• [JOB 1]
Write out the records exactly as they stand, from the line containing "Patent image size: (1370, 969)." through the end of the records, with both of those lines included.

— Start DOCUMENT SECTION —

It shouldn't surprise anyone to see Oden talking like that. He has always done that. He is humble and seems to give everybody else credit but himself. In a way, he can almost be self depricating at times...which I find humorous, since I tend to do the same. I remember reading an article about Greg a couple of years ago while he was still in highschool. In the article there were several quotes from Greg about how he didn't think he was very good and that several of his teammates, inccluding Mike Connelly, were the reason for his team winning so much. Now do I beleive that to be true? No. Is it his genuine feeling? Possibly. 

He is just a humble guy.

prunetang


----------



## barfo (Jan 2, 2003)

HKF said:


> He's just going to play hard, help his team win and take a shower after the game.


Question is, does Durant shower after the game? How hard does he shower? Does he practice showering, and if so, how many times per day? Has he showered with big-time players, and if so, how did he do? 

barfo


----------



## andalusian (Jun 29, 2006)

— End DOCUMENT SECTION —
— Start RECORDED DATA —

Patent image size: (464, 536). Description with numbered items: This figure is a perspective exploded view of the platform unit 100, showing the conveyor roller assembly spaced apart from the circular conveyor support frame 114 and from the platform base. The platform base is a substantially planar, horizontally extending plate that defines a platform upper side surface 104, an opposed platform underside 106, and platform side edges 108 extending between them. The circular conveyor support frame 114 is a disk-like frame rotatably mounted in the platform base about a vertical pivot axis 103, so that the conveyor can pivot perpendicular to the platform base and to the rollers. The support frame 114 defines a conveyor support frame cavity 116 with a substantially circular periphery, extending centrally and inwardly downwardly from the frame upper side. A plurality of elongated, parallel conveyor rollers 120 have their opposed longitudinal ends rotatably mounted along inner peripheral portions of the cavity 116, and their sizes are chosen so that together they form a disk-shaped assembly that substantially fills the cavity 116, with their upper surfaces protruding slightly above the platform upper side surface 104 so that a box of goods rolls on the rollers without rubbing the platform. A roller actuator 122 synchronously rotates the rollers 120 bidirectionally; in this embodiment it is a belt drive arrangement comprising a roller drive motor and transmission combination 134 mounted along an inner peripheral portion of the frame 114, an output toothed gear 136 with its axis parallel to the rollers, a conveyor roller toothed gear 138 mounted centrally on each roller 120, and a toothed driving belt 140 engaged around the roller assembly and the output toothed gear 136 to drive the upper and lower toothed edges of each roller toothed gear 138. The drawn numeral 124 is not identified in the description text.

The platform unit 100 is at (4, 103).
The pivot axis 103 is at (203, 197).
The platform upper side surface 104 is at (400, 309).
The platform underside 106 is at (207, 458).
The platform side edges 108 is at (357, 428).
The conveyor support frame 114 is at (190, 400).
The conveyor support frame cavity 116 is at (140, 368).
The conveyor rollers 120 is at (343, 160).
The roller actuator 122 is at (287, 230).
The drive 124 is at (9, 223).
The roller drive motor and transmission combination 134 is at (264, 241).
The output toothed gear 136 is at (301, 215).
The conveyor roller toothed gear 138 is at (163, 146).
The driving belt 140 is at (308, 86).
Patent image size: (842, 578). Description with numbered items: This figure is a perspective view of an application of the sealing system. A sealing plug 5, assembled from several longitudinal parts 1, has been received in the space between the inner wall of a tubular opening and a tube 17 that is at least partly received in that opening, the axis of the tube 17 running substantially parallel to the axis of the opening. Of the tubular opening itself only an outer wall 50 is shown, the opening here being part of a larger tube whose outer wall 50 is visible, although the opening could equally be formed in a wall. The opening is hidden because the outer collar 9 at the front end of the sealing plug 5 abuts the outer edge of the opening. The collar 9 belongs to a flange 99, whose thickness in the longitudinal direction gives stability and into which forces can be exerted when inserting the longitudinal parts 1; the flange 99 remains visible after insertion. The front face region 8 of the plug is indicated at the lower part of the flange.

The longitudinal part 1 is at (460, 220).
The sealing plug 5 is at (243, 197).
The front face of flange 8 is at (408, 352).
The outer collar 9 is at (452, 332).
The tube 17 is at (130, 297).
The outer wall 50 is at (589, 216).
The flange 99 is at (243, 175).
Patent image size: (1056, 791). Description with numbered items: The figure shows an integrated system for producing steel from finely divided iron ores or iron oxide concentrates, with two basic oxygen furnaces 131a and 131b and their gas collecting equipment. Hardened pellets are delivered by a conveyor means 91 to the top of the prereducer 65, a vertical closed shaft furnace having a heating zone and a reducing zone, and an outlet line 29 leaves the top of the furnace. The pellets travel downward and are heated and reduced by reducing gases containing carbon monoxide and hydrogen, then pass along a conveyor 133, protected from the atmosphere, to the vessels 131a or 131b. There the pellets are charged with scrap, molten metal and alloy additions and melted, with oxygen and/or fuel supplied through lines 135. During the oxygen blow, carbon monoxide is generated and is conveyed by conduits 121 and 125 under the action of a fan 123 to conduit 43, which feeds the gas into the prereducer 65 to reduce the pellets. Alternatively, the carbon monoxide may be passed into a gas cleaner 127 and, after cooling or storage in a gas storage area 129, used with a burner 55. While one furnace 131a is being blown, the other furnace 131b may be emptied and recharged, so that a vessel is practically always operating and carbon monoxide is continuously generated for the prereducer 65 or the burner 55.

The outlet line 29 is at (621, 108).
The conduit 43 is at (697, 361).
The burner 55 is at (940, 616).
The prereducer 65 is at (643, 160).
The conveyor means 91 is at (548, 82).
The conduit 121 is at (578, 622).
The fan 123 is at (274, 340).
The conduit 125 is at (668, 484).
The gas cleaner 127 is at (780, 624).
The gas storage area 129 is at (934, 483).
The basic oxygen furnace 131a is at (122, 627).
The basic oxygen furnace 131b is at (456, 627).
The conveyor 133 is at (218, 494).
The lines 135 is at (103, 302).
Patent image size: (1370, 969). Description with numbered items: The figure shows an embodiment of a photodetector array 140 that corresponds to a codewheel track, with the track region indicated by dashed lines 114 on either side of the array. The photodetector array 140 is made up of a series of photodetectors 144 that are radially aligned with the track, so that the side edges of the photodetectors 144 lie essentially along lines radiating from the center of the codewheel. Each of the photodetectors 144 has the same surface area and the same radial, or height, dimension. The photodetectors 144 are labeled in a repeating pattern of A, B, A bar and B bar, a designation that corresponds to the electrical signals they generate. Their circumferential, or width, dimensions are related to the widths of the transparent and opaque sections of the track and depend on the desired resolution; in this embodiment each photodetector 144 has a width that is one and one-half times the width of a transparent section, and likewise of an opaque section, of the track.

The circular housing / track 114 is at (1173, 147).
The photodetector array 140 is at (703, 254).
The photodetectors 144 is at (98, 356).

— End RECORDED DATA —

• [JOB 2]
Answer these questions about the forum thread:
(a) Which teammate did Greg name as a reason his high school team won so much?
(b) In the quote that barfo replies to, what is the player going to do after the game?
(c) According to the first post, whom does Oden seem to give credit to?

• [WORKED ANSWER 1]
Patent image size: (1370, 969). Description with numbered items: The figure shows an embodiment of a photodetector array 140 that corresponds to a codewheel track, with the track region indicated by dashed lines 114 on either side of the array. The photodetector array 140 is made up of a series of photodetectors 144 that are radially aligned with the track, so that the side edges of the photodetectors 144 lie essentially along lines radiating from the center of the codewheel. Each of the photodetectors 144 has the same surface area and the same radial, or height, dimension. The photodetectors 144 are labeled in a repeating pattern of A, B, A bar and B bar, a designation that corresponds to the electrical signals they generate. Their circumferential, or width, dimensions are related to the widths of the transparent and opaque sections of the track and depend on the desired resolution; in this embodiment each photodetector 144 has a width that is one and one-half times the width of a transparent section, and likewise of an opaque section, of the track.

The circular housing / track 114 is at (1173, 147).
The photodetector array 140 is at (703, 254).
The photodetectors 144 is at (98, 356).

• [WORKED ANSWER 2]
(a) Mike Connelly.
(b) He is going to take a shower.
(c) Everybody else but himself.